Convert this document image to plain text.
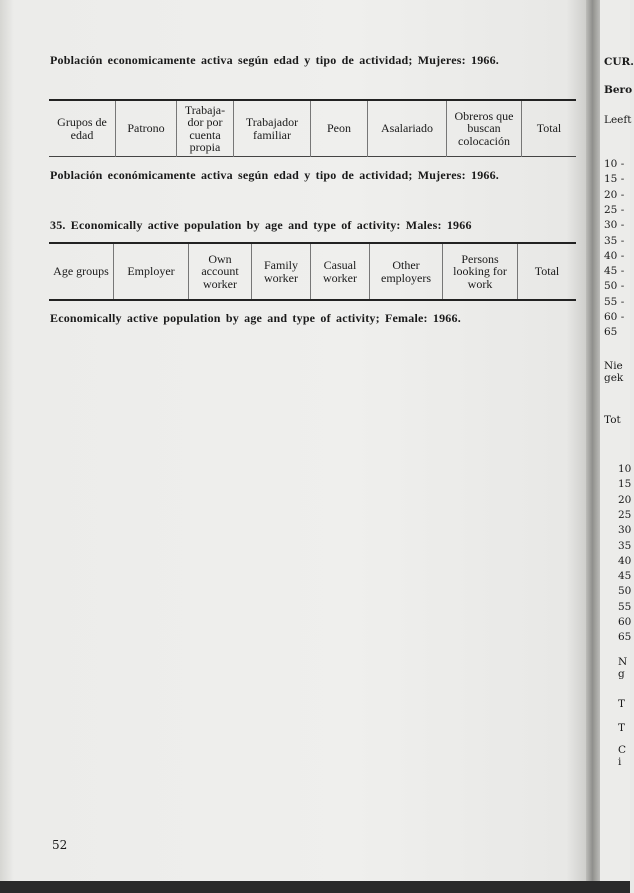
Población economicamente activa según edad y tipo de actividad; Mujeres: 1966.
Grupos de edad	Patrono	Trabaja-dor por cuenta propia	Trabajador familiar	Peon	Asalariado	Obreros que buscan colocación	Total
Población económicamente activa según edad y tipo de actividad; Mujeres: 1966.
35. Economically active population by age and type of activity: Males: 1966
Age groups	Employer	Own account worker	Family worker	Casual worker	Other employers	Persons looking for work	Total
Economically active population by age and type of activity; Female: 1966.
52
CUR.
Bero
Leeft
10 -
15 -
20 -
25 -
30 -
35 -
40 -
45 -
50 -
55 -
60 -
65
Nie
gek
Tot
10
15
20
25
30
35
40
45
50
55
60
65
N
g
T
T
C
i
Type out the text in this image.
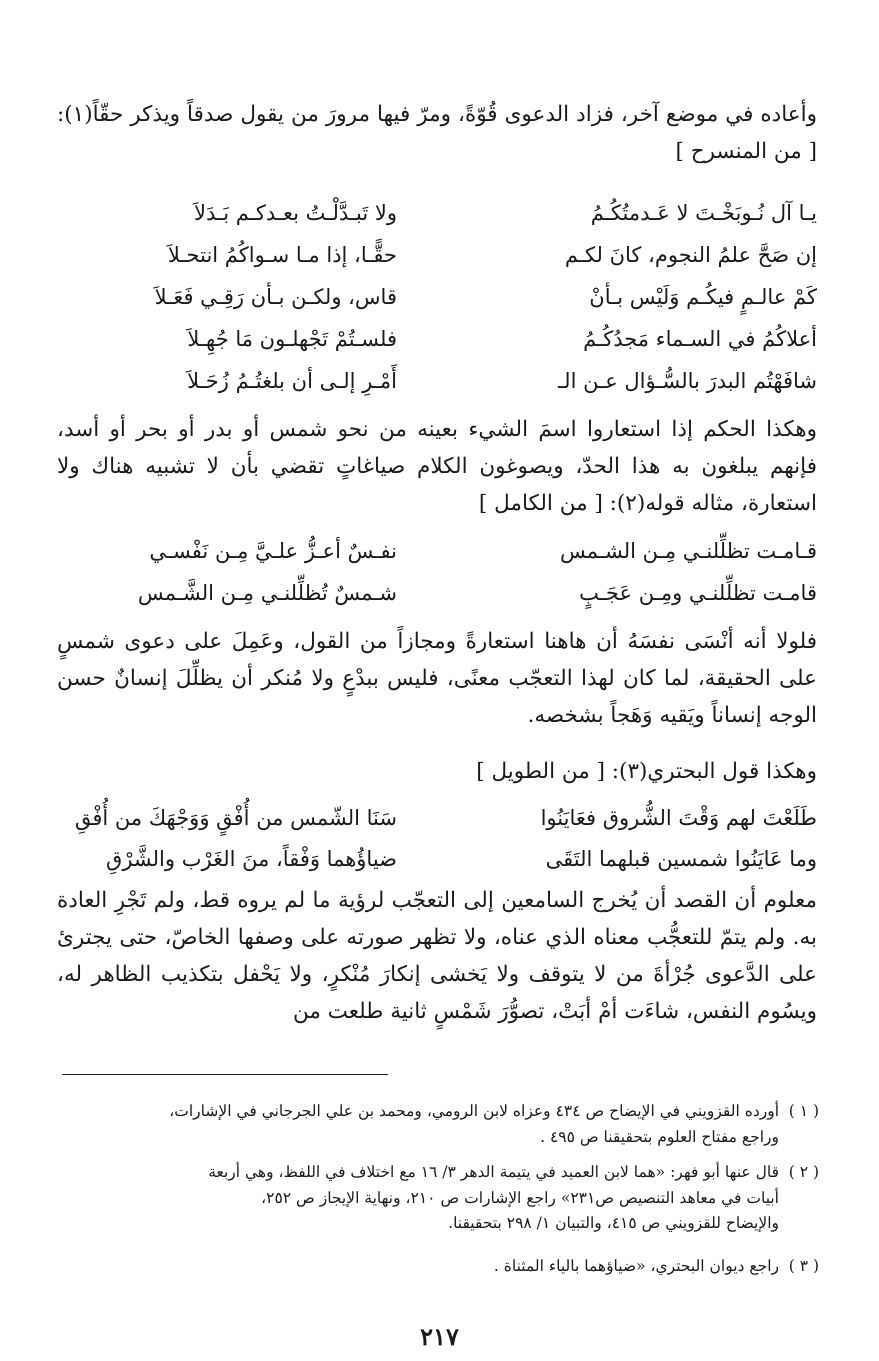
وأعاده في موضع آخر، فزاد الدعوى قُوّةً، ومرّ فيها مرورَ من يقول صدقاً ويذكر حقّاً(١): [ من المنسرح ]

يـا آل نُـوبَخْـتَ لا عَـدمتُكُـمُ
ولا تَبـدَّلْـتُ بعـدكـم بَـدَلاَ
إن صَحَّ علمُ النجوم، كانَ لكـم
حقًّـا، إذا مـا سـواكُمُ انتحـلاَ
كَمْ عالـمٍ فيكُـم وَلَيْس بـأنْ
قاس، ولكـن بـأن رَقِـي فَعَـلاَ
أعلاكُمُ في السـماء مَجدُكُـمُ
فلسـتُمْ تَجْهلـون مَا جُهِـلاَ
شافَهْتُم البدرَ بالسُّـؤال عـن الـ
أَمْـرِ إلـى أن بلغتُـمُ زُحَـلاَ

وهكذا الحكم إذا استعاروا اسمَ الشيء بعينه من نحو شمس أو بدر أو بحر أو أسد، فإنهم يبلغون به هذا الحدّ، ويصوغون الكلام صياغاتٍ تقضي بأن لا تشبيه هناك ولا استعارة، مثاله قوله(٢): [ من الكامل ]

قـامـت تظلِّلنـي مِـن الشـمس
نفـسٌ أعـزُّ علـيَّ مِـن نَفْسـي
قامـت تظلِّلنـي ومِـن عَجَـبٍ
شـمسٌ تُظلِّلنـي مِـن الشَّـمس

فلولا أنه أنْسَى نفسَهُ أن هاهنا استعارةً ومجازاً من القول، وعَمِلَ على دعوى شمسٍ على الحقيقة، لما كان لهذا التعجّب معنًى، فليس ببدْعٍ ولا مُنكر أن يظلِّلَ إنسانٌ حسن الوجه إنساناً ويَقيه وَهَجاً بشخصه.

وهكذا قول البحتري(٣): [ من الطويل ]

طَلَعْتَ لهم وَقْتَ الشُّروق فعَايَنُوا
سَنَا الشّمس من أُفْقٍ وَوَجْهَكَ من أُفْقِ
وما عَايَنُوا شمسين قبلهما التَقَى
ضياؤُهما وَفْقاً، منَ الغَرْب والشَّرْقِ

معلوم أن القصد أن يُخرج السامعين إلى التعجّب لرؤية ما لم يروه قط، ولم تَجْرِ العادة به. ولم يتمّ للتعجُّب معناه الذي عناه، ولا تظهر صورته على وصفها الخاصّ، حتى يجترئ على الدَّعوى جُرْأةَ من لا يتوقف ولا يَخشى إنكارَ مُنْكرٍ، ولا يَحْفل بتكذيب الظاهر له، ويسُوم النفس، شاءَت أمْ أبَتْ، تصوُّرَ شَمْسٍ ثانية طلعت من

( ١ )أورده القزويني في الإيضاح ص ٤٣٤ وعزاه لابن الرومي، ومحمد بن علي الجرجاني في الإشارات،
وراجع مفتاح العلوم بتحقيقنا ص ٤٩٥ .
( ٢ )قال عنها أبو فهر: «هما لابن العميد في يتيمة الدهر ٣/ ١٦ مع اختلاف في اللفظ، وهي أربعة
أبيات في معاهد التنصيص ص٢٣١» راجع الإشارات ص ٢١٠، ونهاية الإيجاز ص ٢٥٢،
والإيضاح للقزويني ص ٤١٥، والتبيان ١/ ٢٩٨ بتحقيقنا.
( ٣ )راجع ديوان البحتري، «ضياؤهما بالياء المثناة .
٢١٧
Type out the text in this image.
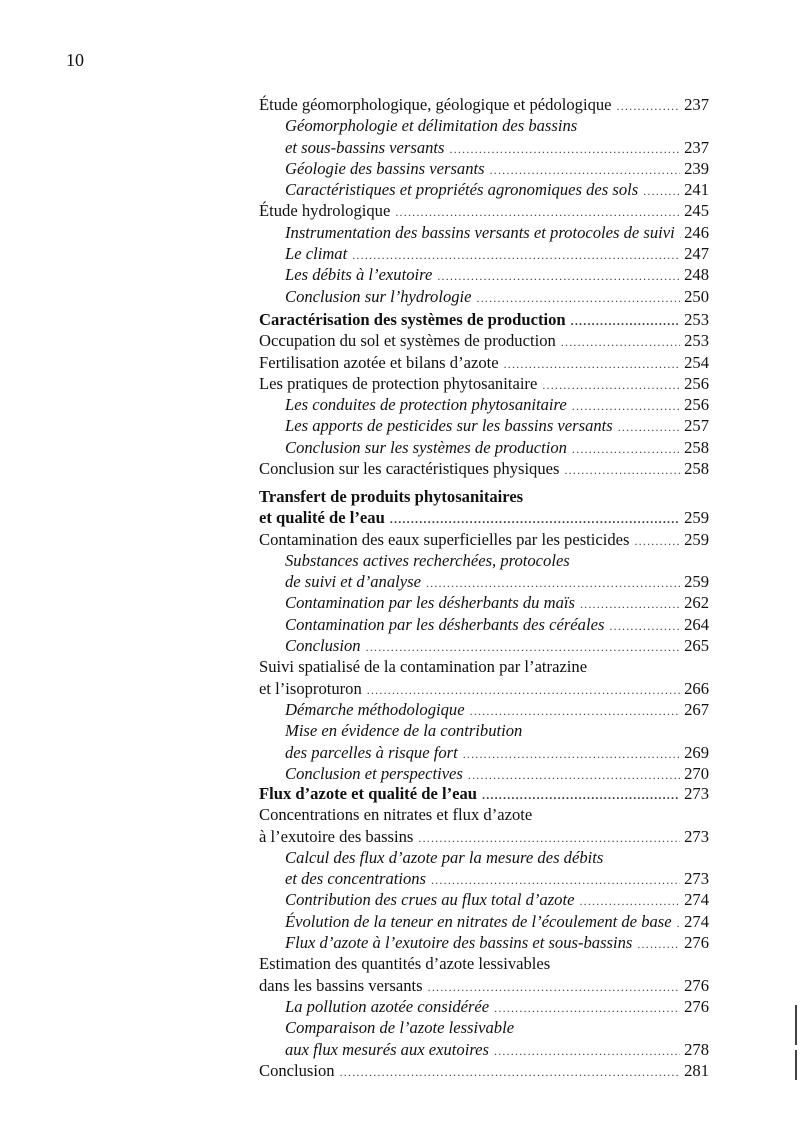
10
Étude géomorphologique, géologique et pédologique .....	237
Géomorphologie et délimitation des bassins
et sous-bassins versants .....	237
Géologie des bassins versants .....	239
Caractéristiques et propriétés agronomiques des sols .....	241
Étude hydrologique .....	245
Instrumentation des bassins versants et protocoles de suivi ..... 246
Le climat .....	247
Les débits à l’exutoire .....	248
Conclusion sur l’hydrologie .....	250
Caractérisation des systèmes de production .....	253
Occupation du sol et systèmes de production .....	253
Fertilisation azotée et bilans d’azote .....	254
Les pratiques de protection phytosanitaire .....	256
Les conduites de protection phytosanitaire .....	256
Les apports de pesticides sur les bassins versants .....	257
Conclusion sur les systèmes de production .....	258
Conclusion sur les caractéristiques physiques .....	258
Transfert de produits phytosanitaires
et qualité de l’eau .....	259
Contamination des eaux superficielles par les pesticides .....	259
Substances actives recherchées, protocoles
de suivi et d’analyse .....	259
Contamination par les désherbants du maïs .....	262
Contamination par les désherbants des céréales .....	264
Conclusion .....	265
Suivi spatialisé de la contamination par l’atrazine
et l’isoproturon .....	266
Démarche méthodologique .....	267
Mise en évidence de la contribution
des parcelles à risque fort .....	269
Conclusion et perspectives .....	270
Flux d’azote et qualité de l’eau .....	273
Concentrations en nitrates et flux d’azote
à l’exutoire des bassins .....	273
Calcul des flux d’azote par la mesure des débits
et des concentrations .....	273
Contribution des crues au flux total d’azote .....	274
Évolution de la teneur en nitrates de l’écoulement de base ..... 274
Flux d’azote à l’exutoire des bassins et sous-bassins .....	276
Estimation des quantités d’azote lessivables
dans les bassins versants .....	276
La pollution azotée considérée .....	276
Comparaison de l’azote lessivable
aux flux mesurés aux exutoires .....	278
Conclusion .....	281
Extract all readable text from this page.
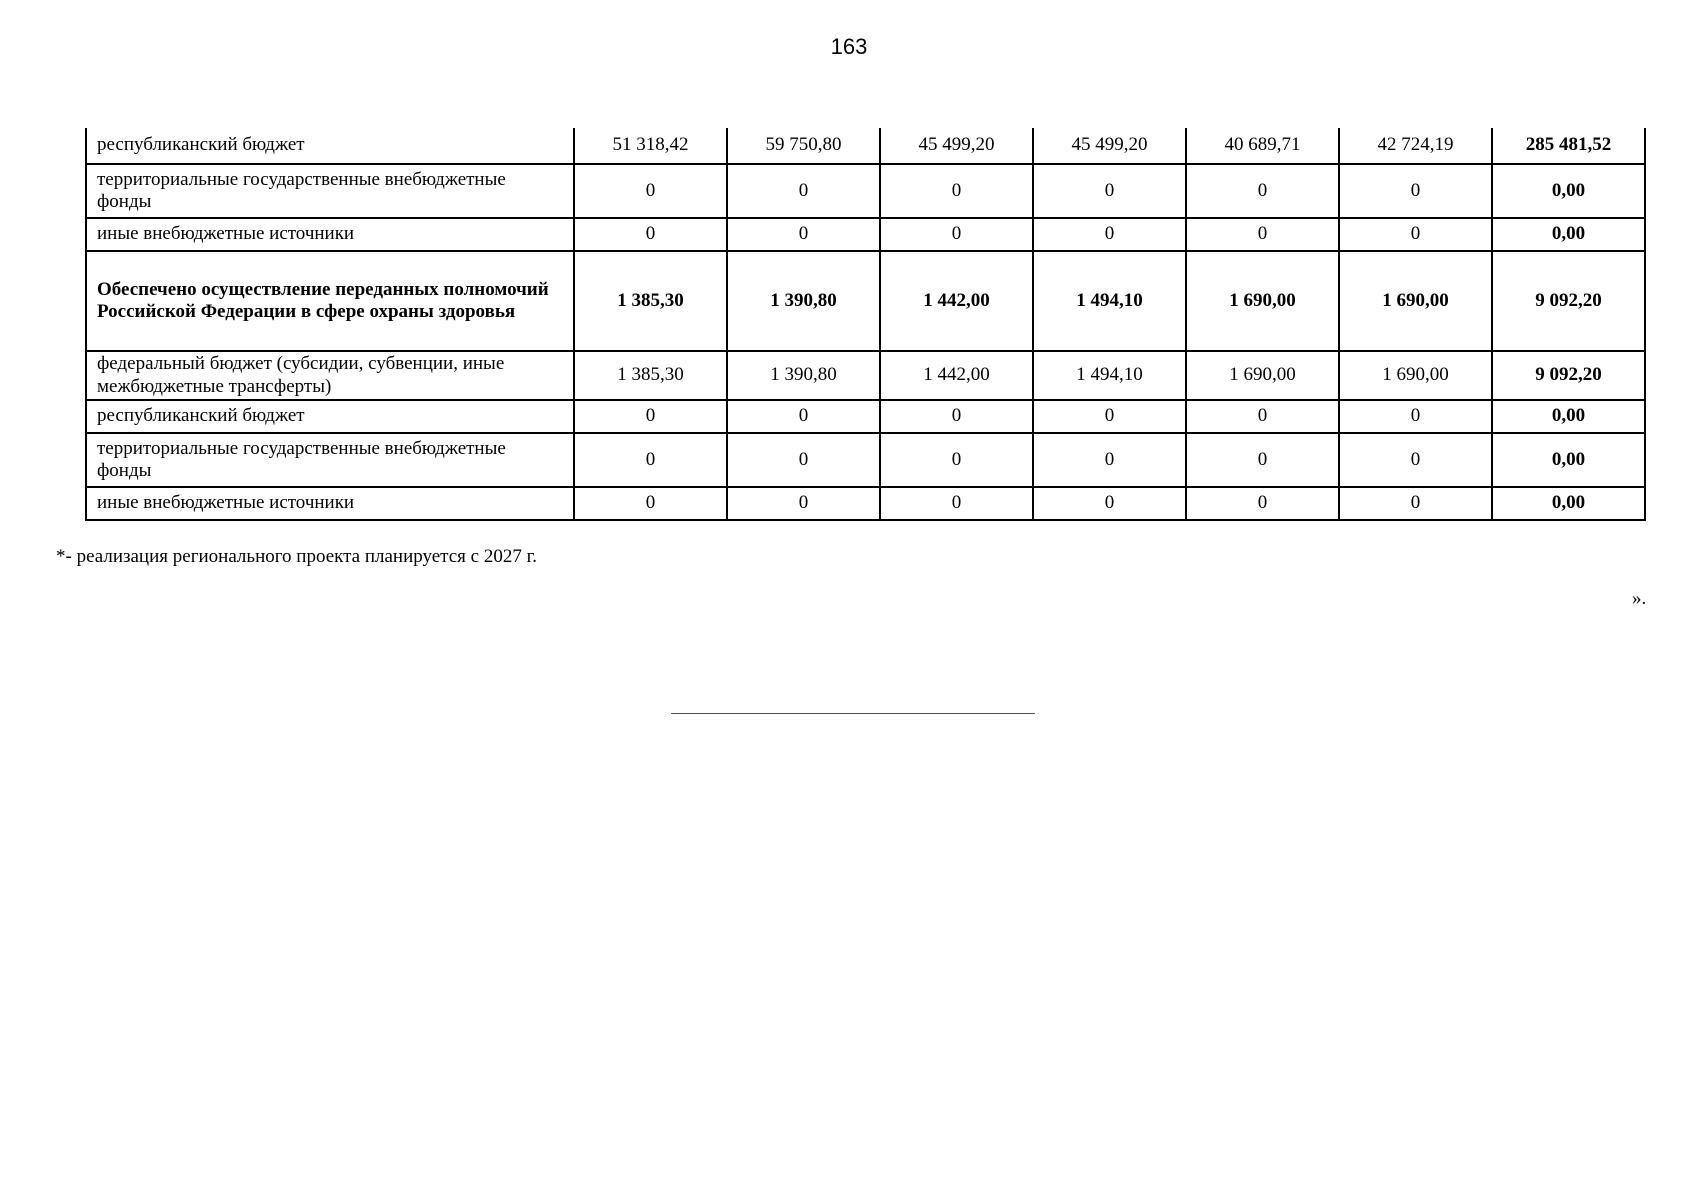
163
республиканский бюджет	51 318,42	59 750,80	45 499,20	45 499,20	40 689,71	42 724,19	285 481,52
территориальные государственные внебюджетные фонды	0	0	0	0	0	0	0,00
иные внебюджетные источники	0	0	0	0	0	0	0,00
Обеспечено осуществление переданных полномочий Российской Федерации в сфере охраны здоровья	1 385,30	1 390,80	1 442,00	1 494,10	1 690,00	1 690,00	9 092,20
федеральный бюджет (субсидии, субвенции, иные межбюджетные трансферты)	1 385,30	1 390,80	1 442,00	1 494,10	1 690,00	1 690,00	9 092,20
республиканский бюджет	0	0	0	0	0	0	0,00
территориальные государственные внебюджетные фонды	0	0	0	0	0	0	0,00
иные внебюджетные источники	0	0	0	0	0	0	0,00
*- реализация регионального проекта планируется с 2027 г.
».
▬▬▬
**Task directions:**
Of the lines in the material, how many include "systèmes"? Respond with the number alone.

**Result of the task:**
3